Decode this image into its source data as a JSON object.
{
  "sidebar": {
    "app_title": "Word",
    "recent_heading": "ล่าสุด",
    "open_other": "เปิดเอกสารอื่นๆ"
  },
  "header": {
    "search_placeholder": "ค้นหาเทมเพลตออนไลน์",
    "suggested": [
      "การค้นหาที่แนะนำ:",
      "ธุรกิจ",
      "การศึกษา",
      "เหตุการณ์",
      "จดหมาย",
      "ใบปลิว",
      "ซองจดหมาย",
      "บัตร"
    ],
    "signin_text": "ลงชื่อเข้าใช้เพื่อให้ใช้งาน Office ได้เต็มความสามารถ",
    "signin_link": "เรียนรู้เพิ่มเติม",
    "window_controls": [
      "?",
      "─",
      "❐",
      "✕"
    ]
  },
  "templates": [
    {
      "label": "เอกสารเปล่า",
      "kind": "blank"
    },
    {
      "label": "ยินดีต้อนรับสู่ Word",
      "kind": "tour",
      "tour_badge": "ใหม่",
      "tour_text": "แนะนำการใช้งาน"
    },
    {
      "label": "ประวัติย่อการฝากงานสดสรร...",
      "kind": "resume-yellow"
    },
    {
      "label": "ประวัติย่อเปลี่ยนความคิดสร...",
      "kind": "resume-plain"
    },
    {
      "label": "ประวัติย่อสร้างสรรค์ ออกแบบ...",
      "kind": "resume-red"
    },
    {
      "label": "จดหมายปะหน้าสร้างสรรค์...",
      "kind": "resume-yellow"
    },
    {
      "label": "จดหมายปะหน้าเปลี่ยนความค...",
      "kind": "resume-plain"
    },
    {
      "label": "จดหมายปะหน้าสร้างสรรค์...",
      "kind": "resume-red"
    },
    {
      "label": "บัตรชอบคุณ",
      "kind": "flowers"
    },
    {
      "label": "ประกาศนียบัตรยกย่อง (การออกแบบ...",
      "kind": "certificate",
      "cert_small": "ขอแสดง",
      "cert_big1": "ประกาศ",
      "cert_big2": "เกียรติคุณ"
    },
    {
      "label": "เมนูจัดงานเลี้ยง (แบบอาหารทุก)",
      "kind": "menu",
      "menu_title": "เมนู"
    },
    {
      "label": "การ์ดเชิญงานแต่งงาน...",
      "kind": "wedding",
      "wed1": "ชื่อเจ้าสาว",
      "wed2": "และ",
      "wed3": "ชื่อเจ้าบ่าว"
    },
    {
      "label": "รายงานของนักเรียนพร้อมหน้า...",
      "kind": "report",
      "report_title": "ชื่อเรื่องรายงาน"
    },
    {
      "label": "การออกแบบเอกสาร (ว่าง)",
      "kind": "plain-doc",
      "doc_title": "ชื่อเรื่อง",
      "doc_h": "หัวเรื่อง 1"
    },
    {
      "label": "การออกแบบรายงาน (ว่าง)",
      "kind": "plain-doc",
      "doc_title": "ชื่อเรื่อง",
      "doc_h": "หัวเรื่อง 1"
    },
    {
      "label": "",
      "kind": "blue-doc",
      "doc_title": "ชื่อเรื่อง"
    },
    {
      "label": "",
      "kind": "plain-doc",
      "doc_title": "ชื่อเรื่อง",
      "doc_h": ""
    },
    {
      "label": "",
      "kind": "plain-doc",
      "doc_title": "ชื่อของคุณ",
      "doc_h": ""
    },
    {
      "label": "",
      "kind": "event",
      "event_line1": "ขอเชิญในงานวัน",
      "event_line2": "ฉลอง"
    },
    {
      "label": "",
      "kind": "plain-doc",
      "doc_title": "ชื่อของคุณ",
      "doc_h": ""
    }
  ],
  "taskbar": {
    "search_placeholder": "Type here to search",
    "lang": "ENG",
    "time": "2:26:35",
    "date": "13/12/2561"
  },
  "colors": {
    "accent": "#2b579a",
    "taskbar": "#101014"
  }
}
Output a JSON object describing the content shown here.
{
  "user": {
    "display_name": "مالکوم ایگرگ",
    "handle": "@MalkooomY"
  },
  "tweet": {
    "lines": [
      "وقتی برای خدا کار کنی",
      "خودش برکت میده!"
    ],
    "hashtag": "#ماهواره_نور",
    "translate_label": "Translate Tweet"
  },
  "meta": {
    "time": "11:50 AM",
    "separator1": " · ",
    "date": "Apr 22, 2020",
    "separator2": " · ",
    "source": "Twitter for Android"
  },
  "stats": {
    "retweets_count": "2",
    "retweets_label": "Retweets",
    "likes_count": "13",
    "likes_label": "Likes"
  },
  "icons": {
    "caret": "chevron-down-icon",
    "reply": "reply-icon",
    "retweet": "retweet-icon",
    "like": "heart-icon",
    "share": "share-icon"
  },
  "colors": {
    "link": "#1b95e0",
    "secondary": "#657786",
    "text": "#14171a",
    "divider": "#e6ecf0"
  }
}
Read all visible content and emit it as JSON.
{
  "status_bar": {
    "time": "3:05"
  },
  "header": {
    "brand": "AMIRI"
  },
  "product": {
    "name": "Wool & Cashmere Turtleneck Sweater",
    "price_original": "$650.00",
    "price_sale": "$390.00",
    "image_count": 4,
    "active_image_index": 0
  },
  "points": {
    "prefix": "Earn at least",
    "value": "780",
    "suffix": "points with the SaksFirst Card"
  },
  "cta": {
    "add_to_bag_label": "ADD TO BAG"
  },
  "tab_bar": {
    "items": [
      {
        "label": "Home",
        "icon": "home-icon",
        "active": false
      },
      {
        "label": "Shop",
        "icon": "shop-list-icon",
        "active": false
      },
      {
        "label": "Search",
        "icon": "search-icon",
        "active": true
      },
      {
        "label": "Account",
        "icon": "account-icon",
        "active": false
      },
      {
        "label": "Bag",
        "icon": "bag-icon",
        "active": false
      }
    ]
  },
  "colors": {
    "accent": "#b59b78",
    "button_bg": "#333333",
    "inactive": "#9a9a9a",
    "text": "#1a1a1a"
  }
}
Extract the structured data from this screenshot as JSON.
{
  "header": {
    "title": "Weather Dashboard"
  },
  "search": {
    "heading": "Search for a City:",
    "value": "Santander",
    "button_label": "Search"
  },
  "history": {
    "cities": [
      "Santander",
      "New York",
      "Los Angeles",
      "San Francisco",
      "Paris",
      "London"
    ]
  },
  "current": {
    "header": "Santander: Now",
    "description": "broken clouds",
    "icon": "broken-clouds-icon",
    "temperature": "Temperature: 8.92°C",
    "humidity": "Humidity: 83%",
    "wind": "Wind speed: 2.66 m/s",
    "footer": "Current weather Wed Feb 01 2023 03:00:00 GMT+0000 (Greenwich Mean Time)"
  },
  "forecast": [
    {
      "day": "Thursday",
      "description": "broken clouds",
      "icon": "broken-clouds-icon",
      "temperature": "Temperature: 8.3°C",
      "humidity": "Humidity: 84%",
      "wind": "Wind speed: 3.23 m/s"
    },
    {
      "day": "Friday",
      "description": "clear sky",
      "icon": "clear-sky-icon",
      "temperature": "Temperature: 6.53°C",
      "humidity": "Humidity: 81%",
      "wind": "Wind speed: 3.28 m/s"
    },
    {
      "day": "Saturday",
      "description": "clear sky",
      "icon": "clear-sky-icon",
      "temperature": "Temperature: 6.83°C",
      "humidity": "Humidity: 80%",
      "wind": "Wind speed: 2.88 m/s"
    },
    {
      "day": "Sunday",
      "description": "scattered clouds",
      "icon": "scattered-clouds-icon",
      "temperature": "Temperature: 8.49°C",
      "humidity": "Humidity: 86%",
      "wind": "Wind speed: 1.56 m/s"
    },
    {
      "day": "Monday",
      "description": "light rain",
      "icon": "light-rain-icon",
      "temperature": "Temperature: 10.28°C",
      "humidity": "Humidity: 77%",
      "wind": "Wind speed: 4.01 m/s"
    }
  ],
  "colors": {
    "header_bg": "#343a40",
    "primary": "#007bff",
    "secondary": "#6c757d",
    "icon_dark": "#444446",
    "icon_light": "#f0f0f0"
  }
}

• _Work to be completed_
Find "secondary". Copy every line it occurs in.

• _Output for this task_
    "secondary": "#657786",
    "secondary": "#6c757d",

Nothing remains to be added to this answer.